— start DATA ROWS —
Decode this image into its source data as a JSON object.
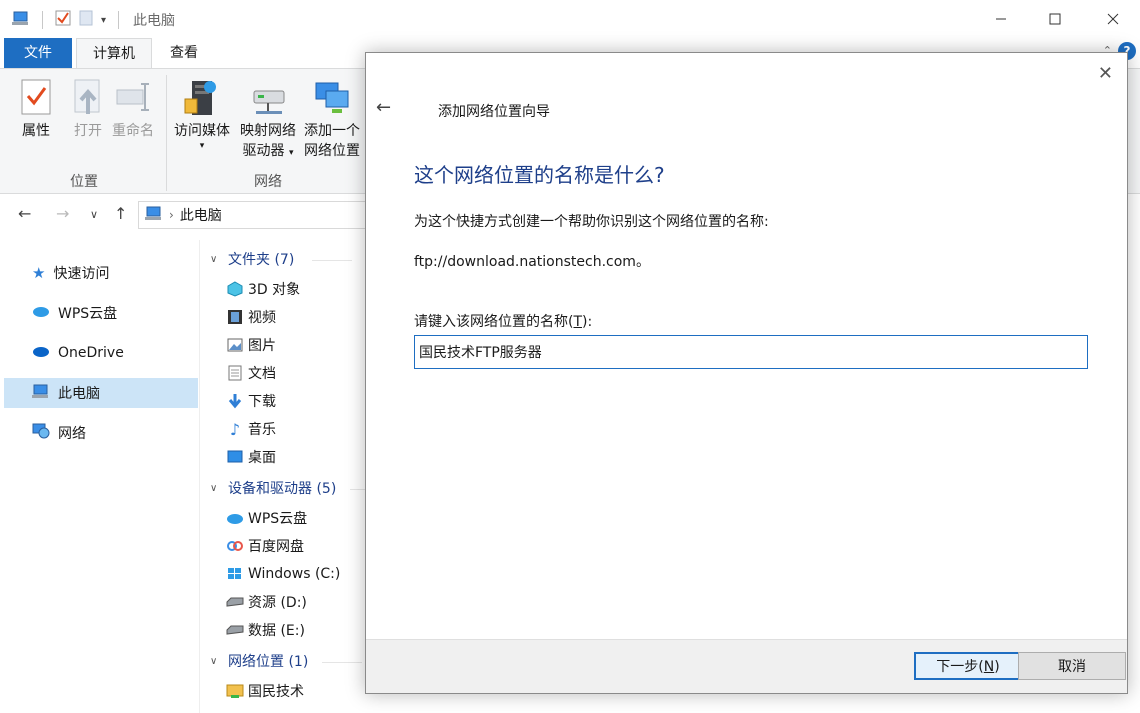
{
  "window": {
    "title": "此电脑"
  },
  "ribbon": {
    "tabs": [
      "文件",
      "计算机",
      "查看"
    ],
    "items": {
      "properties": "属性",
      "open": "打开",
      "rename": "重命名",
      "access_media_1": "访问媒体",
      "map_drive_1": "映射网络",
      "map_drive_2": "驱动器",
      "add_location_1": "添加一个",
      "add_location_2": "网络位置"
    },
    "groups": {
      "location": "位置",
      "network": "网络"
    }
  },
  "address": {
    "path": "此电脑"
  },
  "navpane": {
    "items": [
      "快速访问",
      "WPS云盘",
      "OneDrive",
      "此电脑",
      "网络"
    ]
  },
  "content": {
    "groups": {
      "folders": "文件夹 (7)",
      "devices": "设备和驱动器 (5)",
      "netloc": "网络位置 (1)"
    },
    "folders": [
      "3D 对象",
      "视频",
      "图片",
      "文档",
      "下载",
      "音乐",
      "桌面"
    ],
    "devices": [
      "WPS云盘",
      "百度网盘",
      "Windows (C:)",
      "资源 (D:)",
      "数据 (E:)"
    ],
    "netloc": [
      "国民技术"
    ]
  },
  "dialog": {
    "title": "添加网络位置向导",
    "heading": "这个网络位置的名称是什么?",
    "description": "为这个快捷方式创建一个帮助你识别这个网络位置的名称:",
    "url": "ftp://download.nationstech.com。",
    "prompt_prefix": "请键入该网络位置的名称(",
    "prompt_key": "T",
    "prompt_suffix": "):",
    "input_value": "国民技术FTP服务器",
    "next_prefix": "下一步(",
    "next_key": "N",
    "next_suffix": ")",
    "cancel": "取消"
  },
  "colors": {
    "accent": "#1e6ec2",
    "heading": "#1e3f8a",
    "selection": "#cce4f7"
  }
}
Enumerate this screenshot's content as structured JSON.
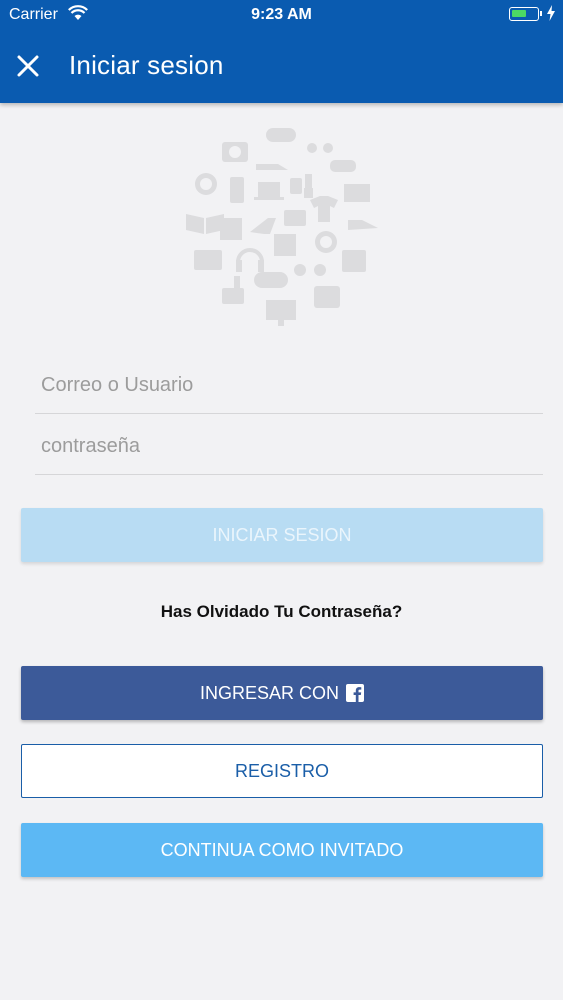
— end DATA ROWS —
PROBLEM TO SOLVE ▸ What is needed is an exact reproduction of the data, pictures excluded.

CORRECT RESULT ▸
Decode this image into its source data as a JSON object.
{
  "window": {
    "title": "此电脑"
  },
  "ribbon": {
    "tabs": [
      "文件",
      "计算机",
      "查看"
    ],
    "items": {
      "properties": "属性",
      "open": "打开",
      "rename": "重命名",
      "access_media_1": "访问媒体",
      "map_drive_1": "映射网络",
      "map_drive_2": "驱动器",
      "add_location_1": "添加一个",
      "add_location_2": "网络位置"
    },
    "groups": {
      "location": "位置",
      "network": "网络"
    }
  },
  "address": {
    "path": "此电脑"
  },
  "navpane": {
    "items": [
      "快速访问",
      "WPS云盘",
      "OneDrive",
      "此电脑",
      "网络"
    ]
  },
  "content": {
    "groups": {
      "folders": "文件夹 (7)",
      "devices": "设备和驱动器 (5)",
      "netloc": "网络位置 (1)"
    },
    "folders": [
      "3D 对象",
      "视频",
      "图片",
      "文档",
      "下载",
      "音乐",
      "桌面"
    ],
    "devices": [
      "WPS云盘",
      "百度网盘",
      "Windows (C:)",
      "资源 (D:)",
      "数据 (E:)"
    ],
    "netloc": [
      "国民技术"
    ]
  },
  "dialog": {
    "title": "添加网络位置向导",
    "heading": "这个网络位置的名称是什么?",
    "description": "为这个快捷方式创建一个帮助你识别这个网络位置的名称:",
    "url": "ftp://download.nationstech.com。",
    "prompt_prefix": "请键入该网络位置的名称(",
    "prompt_key": "T",
    "prompt_suffix": "):",
    "input_value": "国民技术FTP服务器",
    "next_prefix": "下一步(",
    "next_key": "N",
    "next_suffix": ")",
    "cancel": "取消"
  },
  "colors": {
    "accent": "#1e6ec2",
    "heading": "#1e3f8a",
    "selection": "#cce4f7"
  }
}
Enumerate this screenshot's content as structured JSON.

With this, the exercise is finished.